-- BEGIN RECORDS PROVIDED --

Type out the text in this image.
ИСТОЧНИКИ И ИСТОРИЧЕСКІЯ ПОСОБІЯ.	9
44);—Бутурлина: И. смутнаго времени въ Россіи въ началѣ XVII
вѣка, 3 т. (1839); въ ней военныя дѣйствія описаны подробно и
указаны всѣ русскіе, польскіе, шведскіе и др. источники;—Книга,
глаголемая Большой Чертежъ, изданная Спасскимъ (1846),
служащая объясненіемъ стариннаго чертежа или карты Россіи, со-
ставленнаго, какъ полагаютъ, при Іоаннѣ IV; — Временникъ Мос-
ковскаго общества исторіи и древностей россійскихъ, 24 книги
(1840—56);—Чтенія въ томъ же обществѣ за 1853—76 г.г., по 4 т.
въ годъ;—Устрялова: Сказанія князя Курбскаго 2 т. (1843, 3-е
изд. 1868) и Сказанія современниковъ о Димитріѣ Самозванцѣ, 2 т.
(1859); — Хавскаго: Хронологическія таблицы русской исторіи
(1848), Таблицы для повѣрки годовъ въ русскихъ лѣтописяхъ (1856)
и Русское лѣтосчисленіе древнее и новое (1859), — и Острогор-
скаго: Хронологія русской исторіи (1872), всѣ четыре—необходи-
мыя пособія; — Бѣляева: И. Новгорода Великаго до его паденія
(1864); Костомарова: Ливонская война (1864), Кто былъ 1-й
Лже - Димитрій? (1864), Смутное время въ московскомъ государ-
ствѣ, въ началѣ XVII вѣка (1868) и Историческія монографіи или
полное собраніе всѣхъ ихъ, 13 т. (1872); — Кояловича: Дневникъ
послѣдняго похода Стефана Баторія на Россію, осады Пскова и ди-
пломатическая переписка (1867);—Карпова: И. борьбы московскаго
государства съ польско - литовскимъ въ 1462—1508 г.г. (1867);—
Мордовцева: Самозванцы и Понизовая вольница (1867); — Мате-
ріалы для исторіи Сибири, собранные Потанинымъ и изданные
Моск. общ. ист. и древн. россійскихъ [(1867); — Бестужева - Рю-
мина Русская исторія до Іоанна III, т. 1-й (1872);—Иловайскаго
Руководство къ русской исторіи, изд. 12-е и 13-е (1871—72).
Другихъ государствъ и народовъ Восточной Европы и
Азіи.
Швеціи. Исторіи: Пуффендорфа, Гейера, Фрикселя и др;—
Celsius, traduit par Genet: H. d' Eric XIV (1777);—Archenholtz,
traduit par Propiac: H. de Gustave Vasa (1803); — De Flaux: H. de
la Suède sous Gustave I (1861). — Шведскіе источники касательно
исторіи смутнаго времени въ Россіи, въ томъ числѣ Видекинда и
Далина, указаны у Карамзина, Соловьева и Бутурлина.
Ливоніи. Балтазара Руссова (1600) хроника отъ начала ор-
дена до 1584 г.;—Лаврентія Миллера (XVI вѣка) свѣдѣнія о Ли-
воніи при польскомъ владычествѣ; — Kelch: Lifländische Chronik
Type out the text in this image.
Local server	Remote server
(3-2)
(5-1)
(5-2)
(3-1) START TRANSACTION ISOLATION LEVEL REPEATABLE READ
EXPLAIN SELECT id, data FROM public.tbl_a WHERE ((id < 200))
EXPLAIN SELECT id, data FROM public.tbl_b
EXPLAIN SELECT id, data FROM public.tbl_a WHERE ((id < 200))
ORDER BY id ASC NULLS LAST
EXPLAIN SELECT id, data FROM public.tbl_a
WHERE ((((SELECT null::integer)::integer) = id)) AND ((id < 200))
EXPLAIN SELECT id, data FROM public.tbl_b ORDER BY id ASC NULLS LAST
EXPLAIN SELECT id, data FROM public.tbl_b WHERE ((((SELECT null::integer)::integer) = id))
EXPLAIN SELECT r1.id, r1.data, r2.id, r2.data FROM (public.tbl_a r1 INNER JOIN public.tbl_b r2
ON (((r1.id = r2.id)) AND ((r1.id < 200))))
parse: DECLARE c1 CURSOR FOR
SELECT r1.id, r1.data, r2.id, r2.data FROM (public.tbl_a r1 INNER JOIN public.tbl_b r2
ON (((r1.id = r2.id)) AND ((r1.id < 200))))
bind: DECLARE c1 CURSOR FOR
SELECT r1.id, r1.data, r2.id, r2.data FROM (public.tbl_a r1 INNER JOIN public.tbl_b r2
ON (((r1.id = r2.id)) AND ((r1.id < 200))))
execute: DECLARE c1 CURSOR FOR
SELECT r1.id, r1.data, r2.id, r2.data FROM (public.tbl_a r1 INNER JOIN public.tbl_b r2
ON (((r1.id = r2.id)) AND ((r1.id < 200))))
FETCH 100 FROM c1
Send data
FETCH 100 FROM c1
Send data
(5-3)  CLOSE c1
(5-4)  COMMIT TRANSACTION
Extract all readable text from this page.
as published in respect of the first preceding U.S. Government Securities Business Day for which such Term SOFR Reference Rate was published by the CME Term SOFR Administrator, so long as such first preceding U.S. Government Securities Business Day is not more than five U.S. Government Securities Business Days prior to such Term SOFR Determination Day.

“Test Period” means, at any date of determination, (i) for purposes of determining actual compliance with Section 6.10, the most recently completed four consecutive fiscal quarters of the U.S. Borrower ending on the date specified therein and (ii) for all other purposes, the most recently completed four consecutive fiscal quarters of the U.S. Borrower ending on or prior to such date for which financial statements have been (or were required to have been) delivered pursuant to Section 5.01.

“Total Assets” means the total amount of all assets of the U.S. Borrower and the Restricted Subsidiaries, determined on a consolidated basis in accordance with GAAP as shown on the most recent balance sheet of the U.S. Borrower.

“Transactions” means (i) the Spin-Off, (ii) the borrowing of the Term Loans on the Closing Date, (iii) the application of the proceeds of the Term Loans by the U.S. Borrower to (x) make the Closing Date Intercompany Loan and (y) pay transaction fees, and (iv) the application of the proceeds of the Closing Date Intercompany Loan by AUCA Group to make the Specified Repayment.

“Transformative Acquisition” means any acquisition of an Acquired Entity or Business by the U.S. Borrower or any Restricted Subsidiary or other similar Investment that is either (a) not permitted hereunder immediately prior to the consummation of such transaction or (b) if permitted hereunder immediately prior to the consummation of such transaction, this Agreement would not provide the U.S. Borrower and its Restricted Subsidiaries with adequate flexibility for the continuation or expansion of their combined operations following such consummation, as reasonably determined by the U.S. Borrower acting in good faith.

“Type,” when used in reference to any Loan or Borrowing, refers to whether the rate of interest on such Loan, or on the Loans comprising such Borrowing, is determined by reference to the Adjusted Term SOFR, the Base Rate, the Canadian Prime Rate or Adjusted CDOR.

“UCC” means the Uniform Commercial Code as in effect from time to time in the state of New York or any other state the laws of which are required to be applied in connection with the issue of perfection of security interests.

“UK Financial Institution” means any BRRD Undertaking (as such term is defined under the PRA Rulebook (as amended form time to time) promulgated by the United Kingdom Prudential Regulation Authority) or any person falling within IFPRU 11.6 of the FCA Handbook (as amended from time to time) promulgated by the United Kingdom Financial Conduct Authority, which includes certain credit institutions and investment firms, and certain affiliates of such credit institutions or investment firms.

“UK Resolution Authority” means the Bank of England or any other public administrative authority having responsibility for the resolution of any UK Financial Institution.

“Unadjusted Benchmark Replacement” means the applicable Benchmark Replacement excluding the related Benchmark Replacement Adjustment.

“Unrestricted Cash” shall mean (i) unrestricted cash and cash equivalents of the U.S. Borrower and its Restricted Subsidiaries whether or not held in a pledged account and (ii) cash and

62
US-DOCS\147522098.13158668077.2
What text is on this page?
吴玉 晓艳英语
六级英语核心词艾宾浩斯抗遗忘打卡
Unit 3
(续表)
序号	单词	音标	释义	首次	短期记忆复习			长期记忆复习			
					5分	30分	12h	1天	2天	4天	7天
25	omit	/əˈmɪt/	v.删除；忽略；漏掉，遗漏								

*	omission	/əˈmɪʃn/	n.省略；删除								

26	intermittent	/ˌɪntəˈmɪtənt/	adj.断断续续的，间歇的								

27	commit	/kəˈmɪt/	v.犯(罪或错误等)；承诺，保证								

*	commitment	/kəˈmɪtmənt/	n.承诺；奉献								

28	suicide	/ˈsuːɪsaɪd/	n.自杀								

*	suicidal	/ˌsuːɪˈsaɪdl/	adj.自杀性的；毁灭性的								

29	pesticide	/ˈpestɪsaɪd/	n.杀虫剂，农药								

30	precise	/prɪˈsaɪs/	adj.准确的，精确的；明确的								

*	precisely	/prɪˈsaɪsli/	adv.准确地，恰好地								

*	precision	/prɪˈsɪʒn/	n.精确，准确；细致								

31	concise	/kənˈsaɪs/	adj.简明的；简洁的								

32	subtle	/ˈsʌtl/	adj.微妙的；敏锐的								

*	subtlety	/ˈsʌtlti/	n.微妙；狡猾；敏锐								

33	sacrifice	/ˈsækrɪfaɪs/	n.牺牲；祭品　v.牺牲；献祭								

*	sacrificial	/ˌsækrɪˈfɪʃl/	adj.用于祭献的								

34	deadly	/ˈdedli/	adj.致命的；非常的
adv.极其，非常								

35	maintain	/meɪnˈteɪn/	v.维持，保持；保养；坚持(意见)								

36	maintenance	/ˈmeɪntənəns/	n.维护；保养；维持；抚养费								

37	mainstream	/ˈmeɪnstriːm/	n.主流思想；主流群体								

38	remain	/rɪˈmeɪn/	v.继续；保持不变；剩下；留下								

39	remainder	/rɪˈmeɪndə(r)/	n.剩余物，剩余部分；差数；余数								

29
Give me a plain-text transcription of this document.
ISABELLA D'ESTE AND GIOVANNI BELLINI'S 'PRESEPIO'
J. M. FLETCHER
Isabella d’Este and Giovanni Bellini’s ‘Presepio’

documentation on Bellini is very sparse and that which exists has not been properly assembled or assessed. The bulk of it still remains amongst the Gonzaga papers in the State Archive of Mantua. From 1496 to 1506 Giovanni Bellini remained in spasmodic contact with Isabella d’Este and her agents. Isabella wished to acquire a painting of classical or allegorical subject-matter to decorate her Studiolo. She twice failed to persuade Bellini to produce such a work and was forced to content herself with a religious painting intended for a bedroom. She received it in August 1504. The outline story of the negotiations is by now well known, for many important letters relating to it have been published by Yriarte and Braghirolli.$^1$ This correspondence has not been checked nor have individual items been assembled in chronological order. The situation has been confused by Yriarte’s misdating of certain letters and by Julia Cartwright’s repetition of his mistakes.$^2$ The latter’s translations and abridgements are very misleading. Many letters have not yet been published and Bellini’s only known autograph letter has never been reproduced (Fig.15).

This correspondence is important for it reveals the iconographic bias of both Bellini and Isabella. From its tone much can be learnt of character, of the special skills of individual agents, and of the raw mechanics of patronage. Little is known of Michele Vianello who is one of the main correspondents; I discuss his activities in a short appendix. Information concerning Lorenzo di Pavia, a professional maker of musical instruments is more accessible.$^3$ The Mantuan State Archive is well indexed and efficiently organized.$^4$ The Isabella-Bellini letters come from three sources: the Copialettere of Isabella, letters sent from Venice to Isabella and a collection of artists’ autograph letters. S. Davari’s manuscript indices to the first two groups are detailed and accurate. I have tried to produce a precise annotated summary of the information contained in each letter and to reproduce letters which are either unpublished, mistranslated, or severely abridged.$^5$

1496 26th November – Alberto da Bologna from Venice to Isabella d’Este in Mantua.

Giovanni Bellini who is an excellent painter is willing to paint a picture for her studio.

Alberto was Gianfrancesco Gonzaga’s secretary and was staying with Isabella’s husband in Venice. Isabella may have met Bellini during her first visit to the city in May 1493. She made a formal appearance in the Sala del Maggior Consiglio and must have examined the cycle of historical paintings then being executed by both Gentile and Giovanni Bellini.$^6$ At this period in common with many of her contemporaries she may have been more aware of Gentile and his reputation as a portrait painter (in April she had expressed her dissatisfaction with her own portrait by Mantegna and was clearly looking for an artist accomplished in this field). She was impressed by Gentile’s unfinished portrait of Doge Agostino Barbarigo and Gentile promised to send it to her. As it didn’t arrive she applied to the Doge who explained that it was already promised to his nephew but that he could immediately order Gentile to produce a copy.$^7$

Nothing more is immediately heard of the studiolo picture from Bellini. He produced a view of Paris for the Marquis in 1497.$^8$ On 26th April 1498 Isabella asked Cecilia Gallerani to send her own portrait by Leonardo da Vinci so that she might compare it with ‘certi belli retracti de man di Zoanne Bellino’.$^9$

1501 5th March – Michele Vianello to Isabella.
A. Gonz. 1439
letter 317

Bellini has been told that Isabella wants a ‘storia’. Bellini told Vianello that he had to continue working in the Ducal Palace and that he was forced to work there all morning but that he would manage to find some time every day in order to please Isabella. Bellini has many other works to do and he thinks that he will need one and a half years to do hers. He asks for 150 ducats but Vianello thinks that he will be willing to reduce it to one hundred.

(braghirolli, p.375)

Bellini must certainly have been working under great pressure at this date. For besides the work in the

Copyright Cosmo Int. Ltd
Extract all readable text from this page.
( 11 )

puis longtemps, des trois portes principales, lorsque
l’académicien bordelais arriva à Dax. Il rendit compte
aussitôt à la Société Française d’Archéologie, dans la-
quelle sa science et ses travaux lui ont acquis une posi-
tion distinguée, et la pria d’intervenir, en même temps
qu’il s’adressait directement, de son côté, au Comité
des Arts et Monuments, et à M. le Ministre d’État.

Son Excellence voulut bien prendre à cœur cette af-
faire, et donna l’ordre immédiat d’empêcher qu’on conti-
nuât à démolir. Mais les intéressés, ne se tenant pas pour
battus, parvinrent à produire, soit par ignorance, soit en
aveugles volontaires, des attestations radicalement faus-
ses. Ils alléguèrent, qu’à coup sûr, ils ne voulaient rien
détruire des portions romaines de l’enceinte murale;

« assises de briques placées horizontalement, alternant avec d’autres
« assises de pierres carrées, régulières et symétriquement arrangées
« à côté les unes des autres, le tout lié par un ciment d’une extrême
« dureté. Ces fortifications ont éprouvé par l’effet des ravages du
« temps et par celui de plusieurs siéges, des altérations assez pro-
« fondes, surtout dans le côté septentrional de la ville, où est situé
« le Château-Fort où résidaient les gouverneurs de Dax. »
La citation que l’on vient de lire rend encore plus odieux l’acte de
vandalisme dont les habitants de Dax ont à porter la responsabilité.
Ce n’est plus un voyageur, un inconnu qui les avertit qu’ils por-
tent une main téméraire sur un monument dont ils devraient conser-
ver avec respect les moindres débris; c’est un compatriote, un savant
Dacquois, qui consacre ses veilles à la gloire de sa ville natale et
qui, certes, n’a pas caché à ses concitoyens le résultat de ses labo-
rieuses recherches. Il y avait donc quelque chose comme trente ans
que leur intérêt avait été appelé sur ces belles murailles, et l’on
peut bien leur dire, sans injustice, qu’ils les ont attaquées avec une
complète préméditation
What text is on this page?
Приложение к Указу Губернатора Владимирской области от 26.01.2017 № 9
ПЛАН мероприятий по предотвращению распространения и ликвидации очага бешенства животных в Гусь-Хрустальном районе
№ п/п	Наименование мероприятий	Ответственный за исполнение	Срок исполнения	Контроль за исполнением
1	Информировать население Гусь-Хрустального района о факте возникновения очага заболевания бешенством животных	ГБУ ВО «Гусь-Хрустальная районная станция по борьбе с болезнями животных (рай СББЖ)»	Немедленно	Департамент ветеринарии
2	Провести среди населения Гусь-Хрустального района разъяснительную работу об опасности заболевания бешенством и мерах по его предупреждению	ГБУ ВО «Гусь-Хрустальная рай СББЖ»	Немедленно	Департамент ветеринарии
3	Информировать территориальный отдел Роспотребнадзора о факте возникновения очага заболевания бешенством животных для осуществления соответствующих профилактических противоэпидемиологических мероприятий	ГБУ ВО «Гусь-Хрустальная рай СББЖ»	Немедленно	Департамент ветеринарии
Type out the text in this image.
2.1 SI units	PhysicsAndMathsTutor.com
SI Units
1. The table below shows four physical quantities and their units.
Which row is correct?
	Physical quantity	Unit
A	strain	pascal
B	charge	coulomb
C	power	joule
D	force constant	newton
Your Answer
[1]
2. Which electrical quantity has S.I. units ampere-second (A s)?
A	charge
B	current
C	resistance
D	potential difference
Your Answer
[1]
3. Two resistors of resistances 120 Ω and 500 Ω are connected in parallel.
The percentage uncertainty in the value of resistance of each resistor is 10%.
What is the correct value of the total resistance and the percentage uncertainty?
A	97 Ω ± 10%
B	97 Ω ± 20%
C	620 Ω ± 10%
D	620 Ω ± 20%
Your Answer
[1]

-- END RECORDS PROVIDED --

STATED TASK » Your reply is one number: how many lines of the records above contain the word "leur".

FINISHED ANSWER » 2